BRIEF:
Print the line that contains "Read this page and output its text content." and every line after it through the last line of the records below, exactly as written and nothing else.

★ ★ ★

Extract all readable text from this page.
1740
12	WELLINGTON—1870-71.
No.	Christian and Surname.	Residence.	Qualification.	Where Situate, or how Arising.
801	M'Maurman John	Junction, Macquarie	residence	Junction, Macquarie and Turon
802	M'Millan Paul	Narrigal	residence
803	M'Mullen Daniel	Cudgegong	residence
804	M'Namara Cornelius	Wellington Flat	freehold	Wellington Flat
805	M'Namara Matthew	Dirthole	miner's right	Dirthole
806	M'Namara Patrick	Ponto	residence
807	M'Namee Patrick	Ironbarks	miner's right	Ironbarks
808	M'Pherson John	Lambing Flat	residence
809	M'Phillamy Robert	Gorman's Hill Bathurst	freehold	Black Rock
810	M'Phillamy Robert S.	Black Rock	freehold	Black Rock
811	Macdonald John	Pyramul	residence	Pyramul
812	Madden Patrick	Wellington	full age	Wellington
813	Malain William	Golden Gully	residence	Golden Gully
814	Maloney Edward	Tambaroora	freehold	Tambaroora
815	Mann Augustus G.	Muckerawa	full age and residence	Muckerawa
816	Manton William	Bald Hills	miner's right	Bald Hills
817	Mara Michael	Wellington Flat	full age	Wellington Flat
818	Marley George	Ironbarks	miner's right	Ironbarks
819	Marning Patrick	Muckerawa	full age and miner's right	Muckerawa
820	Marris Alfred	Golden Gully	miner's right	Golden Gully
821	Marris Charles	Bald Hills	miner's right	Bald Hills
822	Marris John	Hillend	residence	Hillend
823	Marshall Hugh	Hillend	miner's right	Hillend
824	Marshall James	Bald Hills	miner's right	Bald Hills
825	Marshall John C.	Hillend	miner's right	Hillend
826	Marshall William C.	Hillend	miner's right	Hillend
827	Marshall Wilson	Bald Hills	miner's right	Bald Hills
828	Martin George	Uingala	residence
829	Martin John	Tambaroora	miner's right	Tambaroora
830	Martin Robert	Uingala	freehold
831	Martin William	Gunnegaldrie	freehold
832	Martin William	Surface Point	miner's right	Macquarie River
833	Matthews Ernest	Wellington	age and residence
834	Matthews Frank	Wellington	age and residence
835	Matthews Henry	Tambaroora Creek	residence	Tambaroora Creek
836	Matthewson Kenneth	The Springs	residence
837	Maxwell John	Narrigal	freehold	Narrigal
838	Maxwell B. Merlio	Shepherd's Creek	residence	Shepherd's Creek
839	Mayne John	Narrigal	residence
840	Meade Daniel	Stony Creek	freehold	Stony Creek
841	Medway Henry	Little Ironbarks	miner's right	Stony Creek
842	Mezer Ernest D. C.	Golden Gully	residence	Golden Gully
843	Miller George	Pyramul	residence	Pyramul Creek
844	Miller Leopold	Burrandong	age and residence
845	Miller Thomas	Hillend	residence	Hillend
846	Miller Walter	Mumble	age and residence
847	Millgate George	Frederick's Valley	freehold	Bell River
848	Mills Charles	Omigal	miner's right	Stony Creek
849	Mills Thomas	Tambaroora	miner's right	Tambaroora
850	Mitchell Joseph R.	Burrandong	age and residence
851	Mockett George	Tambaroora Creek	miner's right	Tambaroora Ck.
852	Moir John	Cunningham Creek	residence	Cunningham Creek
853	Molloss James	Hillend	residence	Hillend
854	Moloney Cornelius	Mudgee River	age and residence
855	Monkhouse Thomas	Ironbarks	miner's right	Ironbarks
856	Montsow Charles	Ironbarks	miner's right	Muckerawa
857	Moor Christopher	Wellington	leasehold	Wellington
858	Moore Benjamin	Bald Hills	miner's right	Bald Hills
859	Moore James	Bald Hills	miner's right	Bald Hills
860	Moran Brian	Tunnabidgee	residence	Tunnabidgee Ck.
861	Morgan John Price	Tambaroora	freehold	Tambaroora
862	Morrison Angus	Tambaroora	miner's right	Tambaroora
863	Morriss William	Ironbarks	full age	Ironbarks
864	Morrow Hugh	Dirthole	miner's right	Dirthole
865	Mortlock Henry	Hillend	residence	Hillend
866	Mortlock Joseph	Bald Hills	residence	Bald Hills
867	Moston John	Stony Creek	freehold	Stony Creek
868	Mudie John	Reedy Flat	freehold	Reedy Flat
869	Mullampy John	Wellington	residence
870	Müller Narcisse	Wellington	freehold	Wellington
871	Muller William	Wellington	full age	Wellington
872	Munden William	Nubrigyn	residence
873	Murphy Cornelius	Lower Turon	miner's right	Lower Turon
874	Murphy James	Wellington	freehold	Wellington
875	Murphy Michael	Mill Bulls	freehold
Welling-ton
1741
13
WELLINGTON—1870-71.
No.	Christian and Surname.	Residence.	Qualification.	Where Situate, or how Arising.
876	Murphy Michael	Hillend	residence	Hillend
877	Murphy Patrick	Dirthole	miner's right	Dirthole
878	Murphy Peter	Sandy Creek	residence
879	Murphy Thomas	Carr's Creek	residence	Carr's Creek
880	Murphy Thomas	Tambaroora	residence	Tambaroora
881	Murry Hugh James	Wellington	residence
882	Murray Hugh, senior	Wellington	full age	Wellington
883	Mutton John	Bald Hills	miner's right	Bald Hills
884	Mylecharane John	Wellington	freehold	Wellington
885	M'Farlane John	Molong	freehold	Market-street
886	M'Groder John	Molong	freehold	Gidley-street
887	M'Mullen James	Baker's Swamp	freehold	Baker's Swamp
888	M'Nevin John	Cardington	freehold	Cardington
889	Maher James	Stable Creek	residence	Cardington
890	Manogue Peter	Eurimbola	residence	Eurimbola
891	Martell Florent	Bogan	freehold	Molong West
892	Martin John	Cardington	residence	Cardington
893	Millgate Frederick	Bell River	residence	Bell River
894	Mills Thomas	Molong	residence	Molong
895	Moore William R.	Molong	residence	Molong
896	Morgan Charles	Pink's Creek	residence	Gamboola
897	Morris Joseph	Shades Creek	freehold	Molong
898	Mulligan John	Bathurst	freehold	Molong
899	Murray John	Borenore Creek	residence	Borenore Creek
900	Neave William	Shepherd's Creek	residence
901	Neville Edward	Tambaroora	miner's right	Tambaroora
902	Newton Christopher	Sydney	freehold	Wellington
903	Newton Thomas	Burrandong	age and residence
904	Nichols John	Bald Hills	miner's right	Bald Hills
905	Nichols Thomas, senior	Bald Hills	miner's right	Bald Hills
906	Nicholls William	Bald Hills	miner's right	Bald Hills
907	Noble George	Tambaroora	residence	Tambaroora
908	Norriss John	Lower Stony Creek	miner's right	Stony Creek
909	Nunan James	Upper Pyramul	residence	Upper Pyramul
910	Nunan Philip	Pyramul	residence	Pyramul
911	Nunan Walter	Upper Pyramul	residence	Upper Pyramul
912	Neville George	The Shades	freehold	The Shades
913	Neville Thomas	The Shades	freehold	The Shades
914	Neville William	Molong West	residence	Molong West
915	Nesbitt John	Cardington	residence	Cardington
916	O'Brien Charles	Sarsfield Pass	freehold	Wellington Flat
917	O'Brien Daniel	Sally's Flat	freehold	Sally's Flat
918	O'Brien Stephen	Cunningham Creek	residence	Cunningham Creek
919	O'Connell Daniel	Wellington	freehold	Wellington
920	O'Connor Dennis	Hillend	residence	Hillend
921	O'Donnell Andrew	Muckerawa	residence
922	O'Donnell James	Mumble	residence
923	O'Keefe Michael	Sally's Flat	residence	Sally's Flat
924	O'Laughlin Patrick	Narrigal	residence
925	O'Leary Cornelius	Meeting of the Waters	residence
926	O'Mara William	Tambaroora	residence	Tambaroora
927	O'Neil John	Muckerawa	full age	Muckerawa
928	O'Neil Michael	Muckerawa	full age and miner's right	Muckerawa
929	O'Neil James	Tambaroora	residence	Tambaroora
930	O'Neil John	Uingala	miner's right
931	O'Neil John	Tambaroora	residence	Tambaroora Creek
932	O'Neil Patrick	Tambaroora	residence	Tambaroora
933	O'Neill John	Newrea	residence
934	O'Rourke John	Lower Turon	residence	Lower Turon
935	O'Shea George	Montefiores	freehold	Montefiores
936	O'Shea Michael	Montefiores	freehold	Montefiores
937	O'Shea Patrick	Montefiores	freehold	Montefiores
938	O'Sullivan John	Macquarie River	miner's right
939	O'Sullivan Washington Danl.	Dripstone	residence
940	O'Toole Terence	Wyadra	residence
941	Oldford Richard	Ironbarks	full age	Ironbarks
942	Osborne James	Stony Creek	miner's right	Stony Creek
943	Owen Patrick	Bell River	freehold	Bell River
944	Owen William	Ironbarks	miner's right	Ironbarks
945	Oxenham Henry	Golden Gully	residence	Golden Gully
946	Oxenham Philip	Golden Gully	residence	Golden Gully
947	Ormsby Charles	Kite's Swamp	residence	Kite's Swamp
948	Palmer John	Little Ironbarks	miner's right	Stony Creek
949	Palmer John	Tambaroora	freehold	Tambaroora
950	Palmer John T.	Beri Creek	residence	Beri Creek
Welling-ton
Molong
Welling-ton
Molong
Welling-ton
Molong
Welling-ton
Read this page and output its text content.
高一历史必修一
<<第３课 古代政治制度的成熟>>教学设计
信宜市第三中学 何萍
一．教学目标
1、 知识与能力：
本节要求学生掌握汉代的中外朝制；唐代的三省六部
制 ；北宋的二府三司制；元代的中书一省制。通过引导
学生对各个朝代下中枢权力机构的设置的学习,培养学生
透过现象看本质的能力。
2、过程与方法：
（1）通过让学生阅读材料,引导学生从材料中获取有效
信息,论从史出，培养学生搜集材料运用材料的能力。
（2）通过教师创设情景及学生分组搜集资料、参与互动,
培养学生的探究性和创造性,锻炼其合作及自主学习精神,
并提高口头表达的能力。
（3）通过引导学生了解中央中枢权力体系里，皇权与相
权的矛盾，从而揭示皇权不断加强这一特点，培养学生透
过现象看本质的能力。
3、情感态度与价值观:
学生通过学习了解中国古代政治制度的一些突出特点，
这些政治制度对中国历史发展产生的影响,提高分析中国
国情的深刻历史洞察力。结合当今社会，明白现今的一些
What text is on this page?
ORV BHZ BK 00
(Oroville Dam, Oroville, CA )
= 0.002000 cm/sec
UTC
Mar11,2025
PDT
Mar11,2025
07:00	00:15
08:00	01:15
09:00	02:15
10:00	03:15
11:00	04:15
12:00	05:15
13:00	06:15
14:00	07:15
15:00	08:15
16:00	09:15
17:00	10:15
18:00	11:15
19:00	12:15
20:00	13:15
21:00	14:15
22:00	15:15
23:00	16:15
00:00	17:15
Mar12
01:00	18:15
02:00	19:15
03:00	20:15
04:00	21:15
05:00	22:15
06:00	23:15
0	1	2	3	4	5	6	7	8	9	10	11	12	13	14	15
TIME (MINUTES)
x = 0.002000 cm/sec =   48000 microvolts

★ ★ ★

ANSWER TO THIS EXERCISE:
Read this page and output its text content.
高一历史必修一
<<第３课 古代政治制度的成熟>>教学设计
信宜市第三中学 何萍
一．教学目标
1、 知识与能力：
本节要求学生掌握汉代的中外朝制；唐代的三省六部
制 ；北宋的二府三司制；元代的中书一省制。通过引导
学生对各个朝代下中枢权力机构的设置的学习,培养学生
透过现象看本质的能力。
2、过程与方法：
（1）通过让学生阅读材料,引导学生从材料中获取有效
信息,论从史出，培养学生搜集材料运用材料的能力。
（2）通过教师创设情景及学生分组搜集资料、参与互动,
培养学生的探究性和创造性,锻炼其合作及自主学习精神,
并提高口头表达的能力。
（3）通过引导学生了解中央中枢权力体系里，皇权与相
权的矛盾，从而揭示皇权不断加强这一特点，培养学生透
过现象看本质的能力。
3、情感态度与价值观:
学生通过学习了解中国古代政治制度的一些突出特点，
这些政治制度对中国历史发展产生的影响,提高分析中国
国情的深刻历史洞察力。结合当今社会，明白现今的一些
What text is on this page?
ORV BHZ BK 00
(Oroville Dam, Oroville, CA )
= 0.002000 cm/sec
UTC
Mar11,2025
PDT
Mar11,2025
07:00	00:15
08:00	01:15
09:00	02:15
10:00	03:15
11:00	04:15
12:00	05:15
13:00	06:15
14:00	07:15
15:00	08:15
16:00	09:15
17:00	10:15
18:00	11:15
19:00	12:15
20:00	13:15
21:00	14:15
22:00	15:15
23:00	16:15
00:00	17:15
Mar12
01:00	18:15
02:00	19:15
03:00	20:15
04:00	21:15
05:00	22:15
06:00	23:15
0	1	2	3	4	5	6	7	8	9	10	11	12	13	14	15
TIME (MINUTES)
x = 0.002000 cm/sec =   48000 microvolts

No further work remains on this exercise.